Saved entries
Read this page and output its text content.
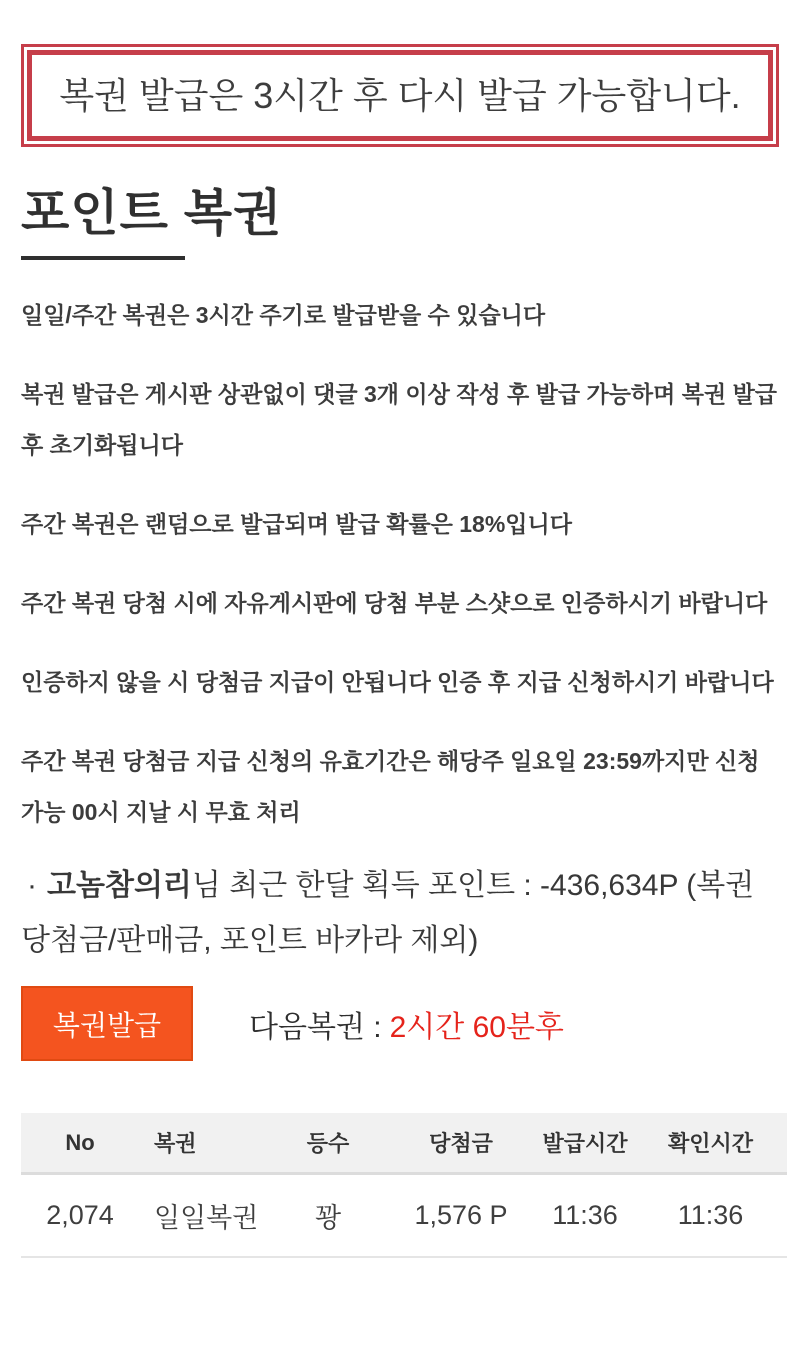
복권 발급은 3시간 후 다시 발급 가능합니다.
포인트 복권

일일/주간 복권은 3시간 주기로 발급받을 수 있습니다

복권 발급은 게시판 상관없이 댓글 3개 이상 작성 후 발급 가능하며 복권 발급 후 초기화됩니다

주간 복권은 랜덤으로 발급되며 발급 확률은 18%입니다

주간 복권 당첨 시에 자유게시판에 당첨 부분 스샷으로 인증하시기 바랍니다

인증하지 않을 시 당첨금 지급이 안됩니다 인증 후 지급 신청하시기 바랍니다

주간 복권 당첨금 지급 신청의 유효기간은 해당주 일요일 23:59까지만 신청 가능 00시 지날 시 무효 처리

· 고놈참의리님 최근 한달 획득 포인트 : -436,634P (복권 당첨금/판매금, 포인트 바카라 제외)
복권발급	다음복권 : 2시간 60분후
No	복권	등수	당첨금	발급시간	확인시간
2,074	일일복권	꽝	1,576 P	11:36	11:36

#### WHAT IS EXPECTED
Reproduce every line of the material precisely, omitting its pictures.

#### CORRECT RESPONSE
Read this page and output its text content.
복권 발급은 3시간 후 다시 발급 가능합니다.
포인트 복권

일일/주간 복권은 3시간 주기로 발급받을 수 있습니다

복권 발급은 게시판 상관없이 댓글 3개 이상 작성 후 발급 가능하며 복권 발급 후 초기화됩니다

주간 복권은 랜덤으로 발급되며 발급 확률은 18%입니다

주간 복권 당첨 시에 자유게시판에 당첨 부분 스샷으로 인증하시기 바랍니다

인증하지 않을 시 당첨금 지급이 안됩니다 인증 후 지급 신청하시기 바랍니다

주간 복권 당첨금 지급 신청의 유효기간은 해당주 일요일 23:59까지만 신청 가능 00시 지날 시 무효 처리

· 고놈참의리님 최근 한달 획득 포인트 : -436,634P (복권 당첨금/판매금, 포인트 바카라 제외)
복권발급	다음복권 : 2시간 60분후
No	복권	등수	당첨금	발급시간	확인시간
2,074	일일복권	꽝	1,576 P	11:36	11:36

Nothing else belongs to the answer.